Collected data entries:
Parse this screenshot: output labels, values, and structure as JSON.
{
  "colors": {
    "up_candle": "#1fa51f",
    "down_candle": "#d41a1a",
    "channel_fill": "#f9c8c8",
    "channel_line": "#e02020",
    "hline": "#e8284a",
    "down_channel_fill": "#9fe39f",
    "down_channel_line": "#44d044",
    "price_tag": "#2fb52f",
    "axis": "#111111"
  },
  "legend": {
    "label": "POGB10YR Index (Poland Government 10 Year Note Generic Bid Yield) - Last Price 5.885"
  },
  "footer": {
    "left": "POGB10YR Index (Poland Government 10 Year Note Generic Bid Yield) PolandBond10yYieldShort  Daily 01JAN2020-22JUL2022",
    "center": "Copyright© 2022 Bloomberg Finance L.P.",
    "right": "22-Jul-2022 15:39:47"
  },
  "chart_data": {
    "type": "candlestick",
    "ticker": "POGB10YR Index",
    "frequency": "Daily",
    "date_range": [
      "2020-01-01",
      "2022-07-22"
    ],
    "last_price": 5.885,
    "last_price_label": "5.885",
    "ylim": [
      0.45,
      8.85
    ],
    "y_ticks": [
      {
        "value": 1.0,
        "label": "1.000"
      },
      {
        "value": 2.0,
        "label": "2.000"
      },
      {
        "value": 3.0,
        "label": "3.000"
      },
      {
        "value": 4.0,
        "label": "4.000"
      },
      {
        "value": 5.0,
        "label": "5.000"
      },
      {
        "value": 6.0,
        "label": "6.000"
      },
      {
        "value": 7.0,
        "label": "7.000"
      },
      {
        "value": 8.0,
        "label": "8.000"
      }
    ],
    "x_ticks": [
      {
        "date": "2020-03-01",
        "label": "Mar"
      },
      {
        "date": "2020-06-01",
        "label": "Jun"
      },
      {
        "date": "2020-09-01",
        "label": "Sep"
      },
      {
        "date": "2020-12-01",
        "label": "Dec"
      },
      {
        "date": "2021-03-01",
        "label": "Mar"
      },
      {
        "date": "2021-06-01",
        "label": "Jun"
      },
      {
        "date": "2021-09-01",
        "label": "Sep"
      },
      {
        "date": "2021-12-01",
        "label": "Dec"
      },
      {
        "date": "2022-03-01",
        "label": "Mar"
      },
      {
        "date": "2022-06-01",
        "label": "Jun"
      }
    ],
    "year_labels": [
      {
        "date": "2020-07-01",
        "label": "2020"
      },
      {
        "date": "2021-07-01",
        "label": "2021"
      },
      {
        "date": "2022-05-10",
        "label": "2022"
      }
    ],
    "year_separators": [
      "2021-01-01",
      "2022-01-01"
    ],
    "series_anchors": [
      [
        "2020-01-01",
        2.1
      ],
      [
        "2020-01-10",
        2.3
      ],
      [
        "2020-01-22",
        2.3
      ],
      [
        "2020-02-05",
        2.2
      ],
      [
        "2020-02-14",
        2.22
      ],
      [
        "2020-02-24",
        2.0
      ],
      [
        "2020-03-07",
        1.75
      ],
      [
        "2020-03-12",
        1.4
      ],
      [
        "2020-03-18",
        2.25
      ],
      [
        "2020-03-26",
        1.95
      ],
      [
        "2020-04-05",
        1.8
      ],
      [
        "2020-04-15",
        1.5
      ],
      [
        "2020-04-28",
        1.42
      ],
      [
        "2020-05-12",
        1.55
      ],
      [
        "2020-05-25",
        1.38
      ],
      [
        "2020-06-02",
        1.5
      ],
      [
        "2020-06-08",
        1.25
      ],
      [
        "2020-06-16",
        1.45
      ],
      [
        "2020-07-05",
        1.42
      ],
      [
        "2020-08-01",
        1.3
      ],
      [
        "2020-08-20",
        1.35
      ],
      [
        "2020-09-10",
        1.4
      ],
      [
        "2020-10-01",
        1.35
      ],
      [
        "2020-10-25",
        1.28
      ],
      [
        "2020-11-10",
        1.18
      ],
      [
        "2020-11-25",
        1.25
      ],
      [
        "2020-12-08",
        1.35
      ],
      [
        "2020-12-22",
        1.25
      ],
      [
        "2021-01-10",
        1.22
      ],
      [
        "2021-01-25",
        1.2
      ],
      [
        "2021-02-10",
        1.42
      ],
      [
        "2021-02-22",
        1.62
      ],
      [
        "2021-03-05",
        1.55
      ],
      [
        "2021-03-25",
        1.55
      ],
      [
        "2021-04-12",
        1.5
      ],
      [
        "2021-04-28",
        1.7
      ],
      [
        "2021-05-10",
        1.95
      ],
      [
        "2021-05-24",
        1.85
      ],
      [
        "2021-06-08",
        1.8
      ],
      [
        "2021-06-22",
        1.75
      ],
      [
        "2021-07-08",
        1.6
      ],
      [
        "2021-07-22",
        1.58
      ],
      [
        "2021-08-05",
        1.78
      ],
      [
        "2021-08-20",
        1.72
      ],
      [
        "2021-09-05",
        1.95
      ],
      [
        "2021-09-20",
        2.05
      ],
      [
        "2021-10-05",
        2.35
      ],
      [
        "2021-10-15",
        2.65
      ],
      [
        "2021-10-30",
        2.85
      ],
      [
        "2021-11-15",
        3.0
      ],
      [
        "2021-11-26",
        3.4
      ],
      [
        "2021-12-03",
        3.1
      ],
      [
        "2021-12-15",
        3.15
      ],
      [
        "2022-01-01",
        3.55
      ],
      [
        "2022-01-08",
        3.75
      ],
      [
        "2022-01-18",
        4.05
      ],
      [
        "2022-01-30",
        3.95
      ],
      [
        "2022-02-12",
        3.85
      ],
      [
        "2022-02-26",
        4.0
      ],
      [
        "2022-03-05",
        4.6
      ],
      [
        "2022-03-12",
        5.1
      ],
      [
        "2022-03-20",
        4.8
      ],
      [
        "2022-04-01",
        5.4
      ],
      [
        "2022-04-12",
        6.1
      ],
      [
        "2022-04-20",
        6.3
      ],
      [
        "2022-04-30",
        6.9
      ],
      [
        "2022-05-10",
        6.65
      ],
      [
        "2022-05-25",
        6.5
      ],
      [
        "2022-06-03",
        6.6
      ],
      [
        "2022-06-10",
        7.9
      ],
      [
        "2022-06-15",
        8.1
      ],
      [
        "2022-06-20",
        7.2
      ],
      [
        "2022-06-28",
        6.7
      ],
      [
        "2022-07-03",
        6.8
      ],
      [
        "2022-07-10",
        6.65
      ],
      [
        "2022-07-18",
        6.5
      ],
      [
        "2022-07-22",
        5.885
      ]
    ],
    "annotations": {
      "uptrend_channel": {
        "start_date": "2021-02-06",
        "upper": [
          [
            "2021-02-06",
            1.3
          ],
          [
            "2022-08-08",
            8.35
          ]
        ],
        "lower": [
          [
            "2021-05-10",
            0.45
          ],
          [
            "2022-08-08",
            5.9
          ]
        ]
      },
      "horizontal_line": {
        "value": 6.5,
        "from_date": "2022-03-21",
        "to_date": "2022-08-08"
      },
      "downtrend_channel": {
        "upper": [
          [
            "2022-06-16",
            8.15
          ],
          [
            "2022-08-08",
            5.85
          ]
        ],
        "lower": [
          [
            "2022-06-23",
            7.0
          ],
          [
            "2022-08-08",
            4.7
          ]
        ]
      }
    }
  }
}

- [Problem statement]: Pick out each line containing "Government" and report it.

- [Worked solution]:
    "label": "POGB10YR Index (Poland Government 10 Year Note Generic Bid Yield) - Last Price 5.885"
    "left": "POGB10YR Index (Poland Government 10 Year Note Generic Bid Yield) PolandBond10yYieldShort  Daily 01JAN2020-22JUL2022",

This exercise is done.